WHAT YOU SHOULD DO — Copy the part of the data that opens with the line containing "For every button, label, input, icon, or" and closes with the line containing "label: central change: Relpiration: [467, 509, 564, 531]", both ends included. Leave the pictures out.

DATA PROVIDED —
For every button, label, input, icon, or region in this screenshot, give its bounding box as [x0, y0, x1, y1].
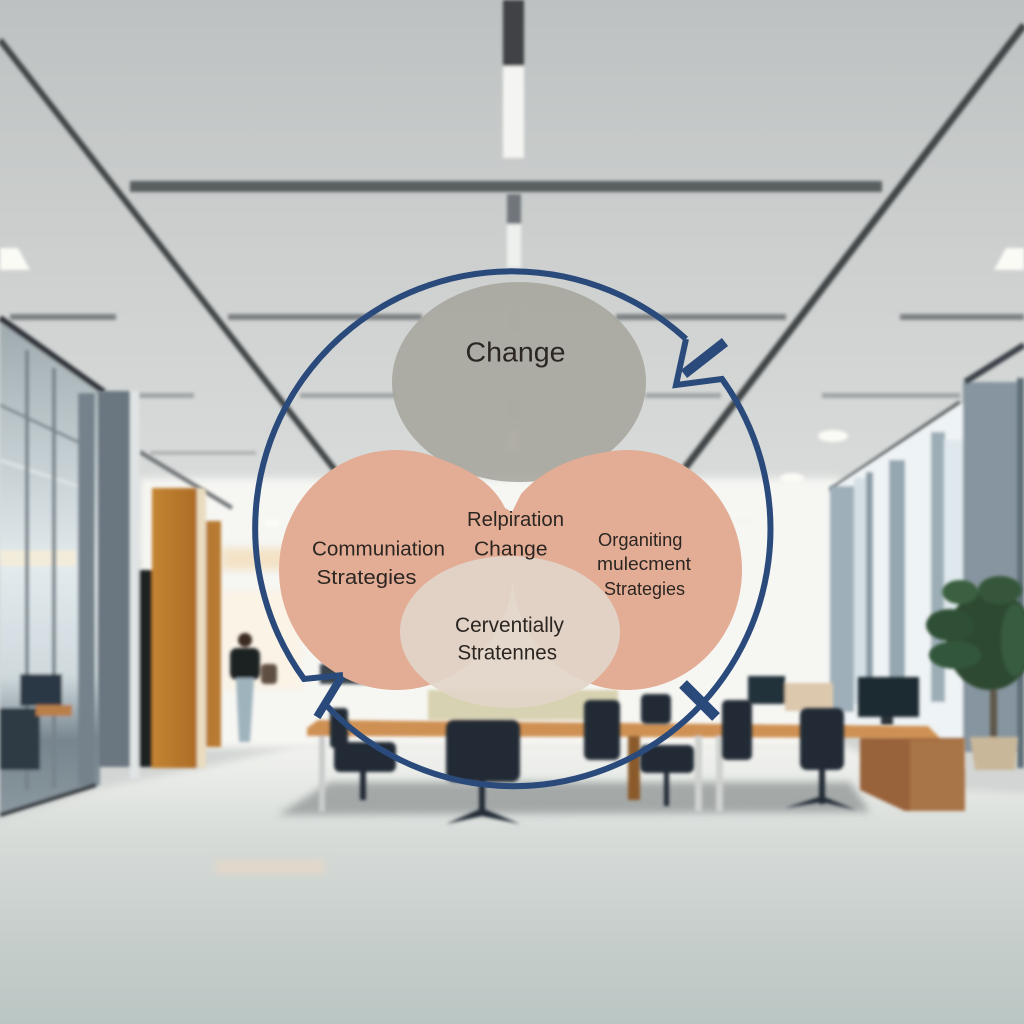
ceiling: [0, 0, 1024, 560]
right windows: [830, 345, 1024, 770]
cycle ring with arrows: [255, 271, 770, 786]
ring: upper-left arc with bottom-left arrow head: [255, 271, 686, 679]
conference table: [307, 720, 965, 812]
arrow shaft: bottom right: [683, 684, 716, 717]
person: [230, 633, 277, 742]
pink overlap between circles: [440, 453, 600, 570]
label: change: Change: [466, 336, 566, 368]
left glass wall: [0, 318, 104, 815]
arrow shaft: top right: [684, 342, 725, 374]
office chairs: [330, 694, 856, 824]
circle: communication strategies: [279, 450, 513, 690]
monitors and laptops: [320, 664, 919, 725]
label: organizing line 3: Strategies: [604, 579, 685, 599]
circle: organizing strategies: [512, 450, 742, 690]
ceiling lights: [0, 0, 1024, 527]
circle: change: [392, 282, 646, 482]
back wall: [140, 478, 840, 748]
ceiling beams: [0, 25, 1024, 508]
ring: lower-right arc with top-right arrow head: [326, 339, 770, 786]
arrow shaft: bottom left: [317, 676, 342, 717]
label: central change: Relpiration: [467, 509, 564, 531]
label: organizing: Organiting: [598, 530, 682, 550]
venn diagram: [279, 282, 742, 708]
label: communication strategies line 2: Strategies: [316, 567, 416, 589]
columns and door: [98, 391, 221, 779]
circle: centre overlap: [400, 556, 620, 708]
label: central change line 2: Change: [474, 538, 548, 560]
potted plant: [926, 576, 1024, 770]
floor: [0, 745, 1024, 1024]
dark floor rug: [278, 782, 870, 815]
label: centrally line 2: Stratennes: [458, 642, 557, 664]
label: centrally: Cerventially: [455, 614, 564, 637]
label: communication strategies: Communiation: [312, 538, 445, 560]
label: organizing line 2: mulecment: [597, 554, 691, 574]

---

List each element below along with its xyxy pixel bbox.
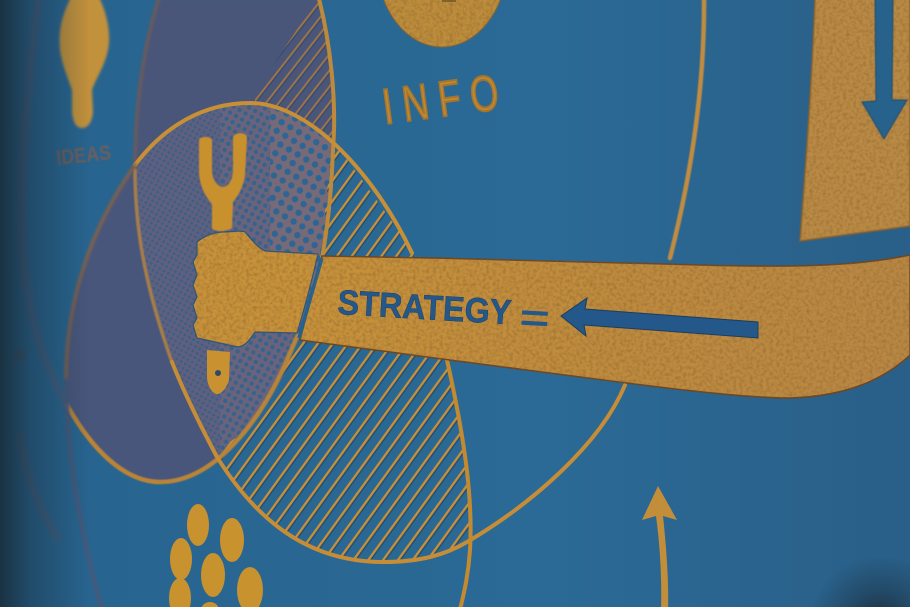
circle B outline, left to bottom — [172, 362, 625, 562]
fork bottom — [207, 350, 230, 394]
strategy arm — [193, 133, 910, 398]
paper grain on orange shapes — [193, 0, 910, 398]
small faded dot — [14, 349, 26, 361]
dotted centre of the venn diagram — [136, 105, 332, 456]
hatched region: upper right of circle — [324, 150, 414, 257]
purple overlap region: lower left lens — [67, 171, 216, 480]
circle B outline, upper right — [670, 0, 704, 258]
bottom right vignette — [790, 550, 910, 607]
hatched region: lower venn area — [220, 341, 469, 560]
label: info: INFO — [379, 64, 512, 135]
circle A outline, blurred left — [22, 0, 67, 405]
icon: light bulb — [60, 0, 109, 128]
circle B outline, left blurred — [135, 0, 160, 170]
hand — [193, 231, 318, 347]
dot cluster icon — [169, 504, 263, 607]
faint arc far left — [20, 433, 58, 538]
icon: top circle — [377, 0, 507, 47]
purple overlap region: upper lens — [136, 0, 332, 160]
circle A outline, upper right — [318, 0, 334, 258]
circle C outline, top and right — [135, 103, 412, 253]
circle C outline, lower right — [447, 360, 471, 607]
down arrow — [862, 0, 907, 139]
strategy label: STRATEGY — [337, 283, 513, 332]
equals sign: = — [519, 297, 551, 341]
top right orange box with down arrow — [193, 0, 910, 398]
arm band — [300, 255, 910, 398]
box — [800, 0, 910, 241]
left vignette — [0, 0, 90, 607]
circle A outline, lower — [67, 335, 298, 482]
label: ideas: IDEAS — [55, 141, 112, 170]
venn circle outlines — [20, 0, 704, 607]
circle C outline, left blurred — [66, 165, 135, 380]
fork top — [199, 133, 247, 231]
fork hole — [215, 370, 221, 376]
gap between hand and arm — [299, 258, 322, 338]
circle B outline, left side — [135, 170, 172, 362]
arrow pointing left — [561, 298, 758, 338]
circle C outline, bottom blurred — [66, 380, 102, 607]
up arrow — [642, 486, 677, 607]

--

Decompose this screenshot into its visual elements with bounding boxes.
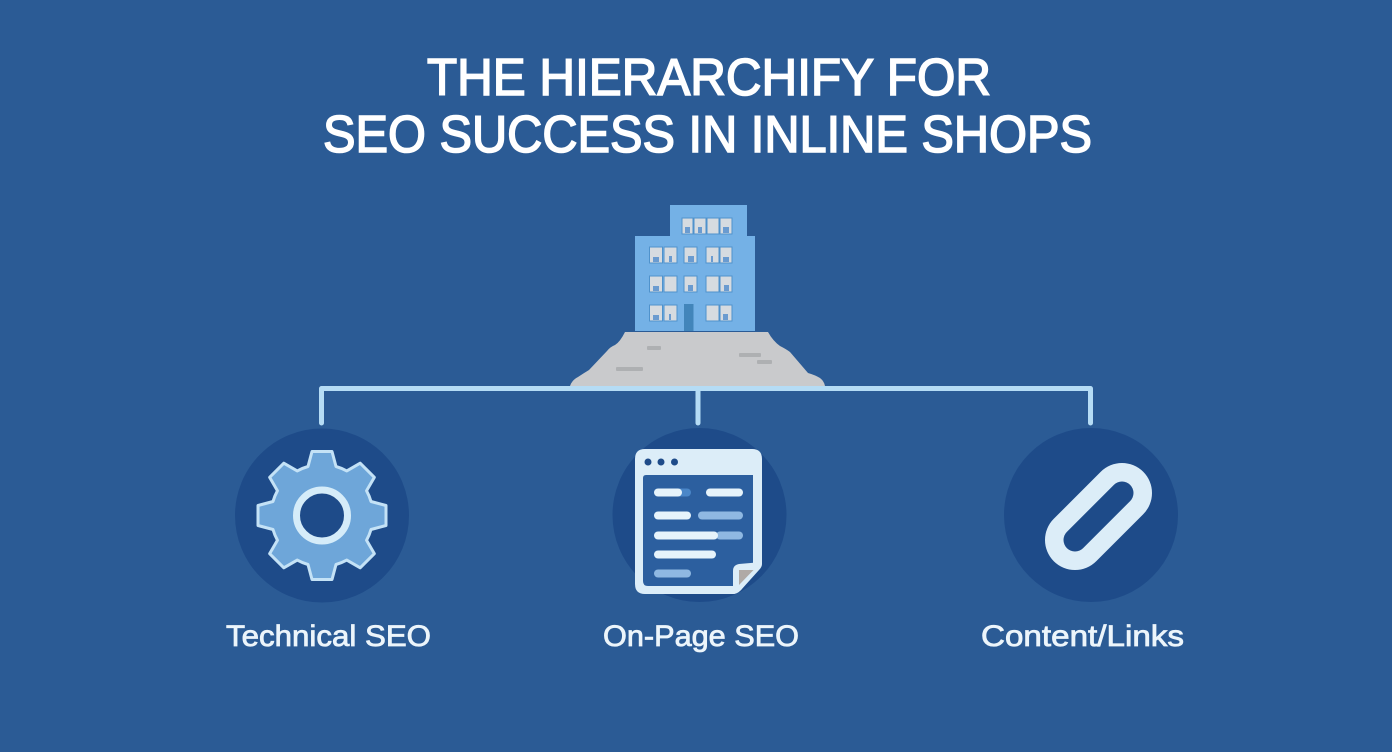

PROBLEM SOLUTION —
For every button, label, input, icon, or region in this screenshot, give its bounding box as [x0, y0, x1, y1].
ceiling: [0, 0, 1024, 560]
right windows: [830, 345, 1024, 770]
cycle ring with arrows: [255, 271, 770, 786]
ring: upper-left arc with bottom-left arrow head: [255, 271, 686, 679]
conference table: [307, 720, 965, 812]
arrow shaft: bottom right: [683, 684, 716, 717]
person: [230, 633, 277, 742]
pink overlap between circles: [440, 453, 600, 570]
label: change: Change: [466, 336, 566, 368]
left glass wall: [0, 318, 104, 815]
arrow shaft: top right: [684, 342, 725, 374]
office chairs: [330, 694, 856, 824]
circle: communication strategies: [279, 450, 513, 690]
monitors and laptops: [320, 664, 919, 725]
label: organizing line 3: Strategies: [604, 579, 685, 599]
circle: organizing strategies: [512, 450, 742, 690]
ceiling lights: [0, 0, 1024, 527]
circle: change: [392, 282, 646, 482]
back wall: [140, 478, 840, 748]
ceiling beams: [0, 25, 1024, 508]
ring: lower-right arc with top-right arrow head: [326, 339, 770, 786]
arrow shaft: bottom left: [317, 676, 342, 717]
label: central change: Relpiration: [467, 509, 564, 531]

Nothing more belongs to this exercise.